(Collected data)
=====
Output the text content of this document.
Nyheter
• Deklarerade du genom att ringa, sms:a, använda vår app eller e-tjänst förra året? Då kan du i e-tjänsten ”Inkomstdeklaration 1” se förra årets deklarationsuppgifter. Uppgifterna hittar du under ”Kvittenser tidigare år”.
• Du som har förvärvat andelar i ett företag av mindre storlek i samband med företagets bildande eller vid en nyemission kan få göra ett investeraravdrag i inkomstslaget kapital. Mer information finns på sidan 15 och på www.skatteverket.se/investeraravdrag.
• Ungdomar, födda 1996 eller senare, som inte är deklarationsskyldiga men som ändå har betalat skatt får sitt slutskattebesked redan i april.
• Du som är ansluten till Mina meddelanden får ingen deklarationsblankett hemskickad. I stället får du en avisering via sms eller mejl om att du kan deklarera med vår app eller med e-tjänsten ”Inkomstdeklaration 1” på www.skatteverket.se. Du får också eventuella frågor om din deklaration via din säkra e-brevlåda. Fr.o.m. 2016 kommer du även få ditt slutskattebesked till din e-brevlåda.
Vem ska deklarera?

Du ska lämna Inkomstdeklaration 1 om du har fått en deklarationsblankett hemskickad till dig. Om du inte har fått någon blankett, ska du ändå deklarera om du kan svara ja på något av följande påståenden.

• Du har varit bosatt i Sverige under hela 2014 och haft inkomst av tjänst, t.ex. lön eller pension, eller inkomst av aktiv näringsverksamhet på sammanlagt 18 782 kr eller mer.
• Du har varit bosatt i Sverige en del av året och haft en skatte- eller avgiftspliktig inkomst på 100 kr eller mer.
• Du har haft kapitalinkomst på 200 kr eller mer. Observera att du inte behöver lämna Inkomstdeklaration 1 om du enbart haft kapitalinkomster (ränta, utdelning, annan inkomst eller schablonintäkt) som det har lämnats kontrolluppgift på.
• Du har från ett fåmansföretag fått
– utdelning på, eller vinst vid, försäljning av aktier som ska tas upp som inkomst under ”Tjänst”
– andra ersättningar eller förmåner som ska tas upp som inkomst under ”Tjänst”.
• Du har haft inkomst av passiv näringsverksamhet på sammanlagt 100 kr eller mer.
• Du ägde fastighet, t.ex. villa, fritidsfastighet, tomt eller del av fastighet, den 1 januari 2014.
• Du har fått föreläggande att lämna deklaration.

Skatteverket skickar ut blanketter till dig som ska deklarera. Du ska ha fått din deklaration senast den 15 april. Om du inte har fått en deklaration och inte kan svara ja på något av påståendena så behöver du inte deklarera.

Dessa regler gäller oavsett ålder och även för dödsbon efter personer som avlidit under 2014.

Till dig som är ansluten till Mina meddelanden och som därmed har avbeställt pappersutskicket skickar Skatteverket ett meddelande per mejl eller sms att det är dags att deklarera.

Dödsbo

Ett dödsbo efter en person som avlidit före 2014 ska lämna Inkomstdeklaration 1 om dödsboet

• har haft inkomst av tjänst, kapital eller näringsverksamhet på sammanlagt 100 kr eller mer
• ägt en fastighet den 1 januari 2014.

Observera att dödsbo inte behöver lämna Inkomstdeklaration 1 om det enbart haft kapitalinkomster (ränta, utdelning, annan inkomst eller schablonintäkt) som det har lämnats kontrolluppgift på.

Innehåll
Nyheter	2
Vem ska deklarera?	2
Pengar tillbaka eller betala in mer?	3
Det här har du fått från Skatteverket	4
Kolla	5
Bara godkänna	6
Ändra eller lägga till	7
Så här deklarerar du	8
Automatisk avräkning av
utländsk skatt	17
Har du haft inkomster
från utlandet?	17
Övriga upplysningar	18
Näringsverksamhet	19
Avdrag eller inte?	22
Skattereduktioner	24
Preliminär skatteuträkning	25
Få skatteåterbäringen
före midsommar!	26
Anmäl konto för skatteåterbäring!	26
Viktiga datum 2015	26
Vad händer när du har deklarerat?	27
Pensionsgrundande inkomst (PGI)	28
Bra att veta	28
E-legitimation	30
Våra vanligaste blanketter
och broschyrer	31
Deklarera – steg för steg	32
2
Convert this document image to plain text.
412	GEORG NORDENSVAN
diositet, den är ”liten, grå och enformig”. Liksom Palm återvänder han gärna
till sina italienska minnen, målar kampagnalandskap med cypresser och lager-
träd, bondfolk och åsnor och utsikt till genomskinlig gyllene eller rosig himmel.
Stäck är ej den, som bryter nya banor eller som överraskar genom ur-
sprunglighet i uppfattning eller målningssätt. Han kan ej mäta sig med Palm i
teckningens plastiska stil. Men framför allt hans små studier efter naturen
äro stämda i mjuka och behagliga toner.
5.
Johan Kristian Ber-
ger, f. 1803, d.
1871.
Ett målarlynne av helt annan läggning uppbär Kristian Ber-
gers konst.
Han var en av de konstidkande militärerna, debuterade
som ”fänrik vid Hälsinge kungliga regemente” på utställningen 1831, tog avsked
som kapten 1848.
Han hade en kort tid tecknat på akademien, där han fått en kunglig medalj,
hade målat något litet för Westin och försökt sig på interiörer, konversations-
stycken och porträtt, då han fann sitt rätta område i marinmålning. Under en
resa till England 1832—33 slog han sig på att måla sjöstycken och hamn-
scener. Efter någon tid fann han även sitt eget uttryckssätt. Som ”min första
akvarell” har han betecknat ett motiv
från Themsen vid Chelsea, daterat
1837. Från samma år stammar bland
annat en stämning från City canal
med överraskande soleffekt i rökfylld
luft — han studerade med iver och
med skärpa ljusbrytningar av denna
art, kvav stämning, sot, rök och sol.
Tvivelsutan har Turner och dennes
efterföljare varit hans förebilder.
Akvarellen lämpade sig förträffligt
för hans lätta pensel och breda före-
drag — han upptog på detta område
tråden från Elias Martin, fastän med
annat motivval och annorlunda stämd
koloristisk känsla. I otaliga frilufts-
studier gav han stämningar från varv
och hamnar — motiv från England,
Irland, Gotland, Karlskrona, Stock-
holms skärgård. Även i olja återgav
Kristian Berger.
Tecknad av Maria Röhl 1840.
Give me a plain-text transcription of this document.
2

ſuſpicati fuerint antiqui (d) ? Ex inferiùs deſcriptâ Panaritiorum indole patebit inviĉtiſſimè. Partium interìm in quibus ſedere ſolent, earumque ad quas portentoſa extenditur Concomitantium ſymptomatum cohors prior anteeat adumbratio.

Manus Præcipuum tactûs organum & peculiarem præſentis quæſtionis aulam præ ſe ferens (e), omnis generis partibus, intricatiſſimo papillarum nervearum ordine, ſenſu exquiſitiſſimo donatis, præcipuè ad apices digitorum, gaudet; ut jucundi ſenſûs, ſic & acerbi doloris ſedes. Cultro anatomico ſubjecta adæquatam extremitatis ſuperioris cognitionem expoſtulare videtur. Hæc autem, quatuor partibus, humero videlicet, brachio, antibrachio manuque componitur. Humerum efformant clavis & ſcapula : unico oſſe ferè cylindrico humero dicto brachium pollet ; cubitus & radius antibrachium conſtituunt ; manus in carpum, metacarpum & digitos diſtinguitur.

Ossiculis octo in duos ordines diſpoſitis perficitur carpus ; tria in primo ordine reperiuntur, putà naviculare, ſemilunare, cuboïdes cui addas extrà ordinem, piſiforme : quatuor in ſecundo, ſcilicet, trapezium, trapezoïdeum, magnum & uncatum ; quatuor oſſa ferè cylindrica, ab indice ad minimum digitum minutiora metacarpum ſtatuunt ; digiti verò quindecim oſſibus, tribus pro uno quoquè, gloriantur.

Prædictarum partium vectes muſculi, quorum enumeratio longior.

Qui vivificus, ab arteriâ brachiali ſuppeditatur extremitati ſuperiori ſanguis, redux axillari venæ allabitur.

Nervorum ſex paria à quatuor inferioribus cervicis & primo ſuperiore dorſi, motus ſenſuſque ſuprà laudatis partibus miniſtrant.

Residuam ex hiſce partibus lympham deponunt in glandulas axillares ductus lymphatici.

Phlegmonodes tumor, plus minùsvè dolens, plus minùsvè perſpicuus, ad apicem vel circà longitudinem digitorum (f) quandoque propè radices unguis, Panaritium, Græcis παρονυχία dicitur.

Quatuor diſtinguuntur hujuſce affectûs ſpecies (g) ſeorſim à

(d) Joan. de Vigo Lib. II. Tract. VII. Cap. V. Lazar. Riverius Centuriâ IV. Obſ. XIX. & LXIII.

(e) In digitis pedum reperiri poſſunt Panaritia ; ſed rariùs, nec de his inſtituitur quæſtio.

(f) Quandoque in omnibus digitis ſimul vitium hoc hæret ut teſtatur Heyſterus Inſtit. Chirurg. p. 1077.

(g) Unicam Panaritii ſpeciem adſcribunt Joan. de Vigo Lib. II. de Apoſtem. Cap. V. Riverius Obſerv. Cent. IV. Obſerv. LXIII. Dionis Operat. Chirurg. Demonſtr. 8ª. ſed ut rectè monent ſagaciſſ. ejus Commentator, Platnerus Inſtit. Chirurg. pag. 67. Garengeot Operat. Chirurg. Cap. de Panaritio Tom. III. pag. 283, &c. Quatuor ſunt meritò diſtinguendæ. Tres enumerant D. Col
=====
What is needed: Tally the lines of the records that contain the word "Joan", then give only the tally.

Expected output: 2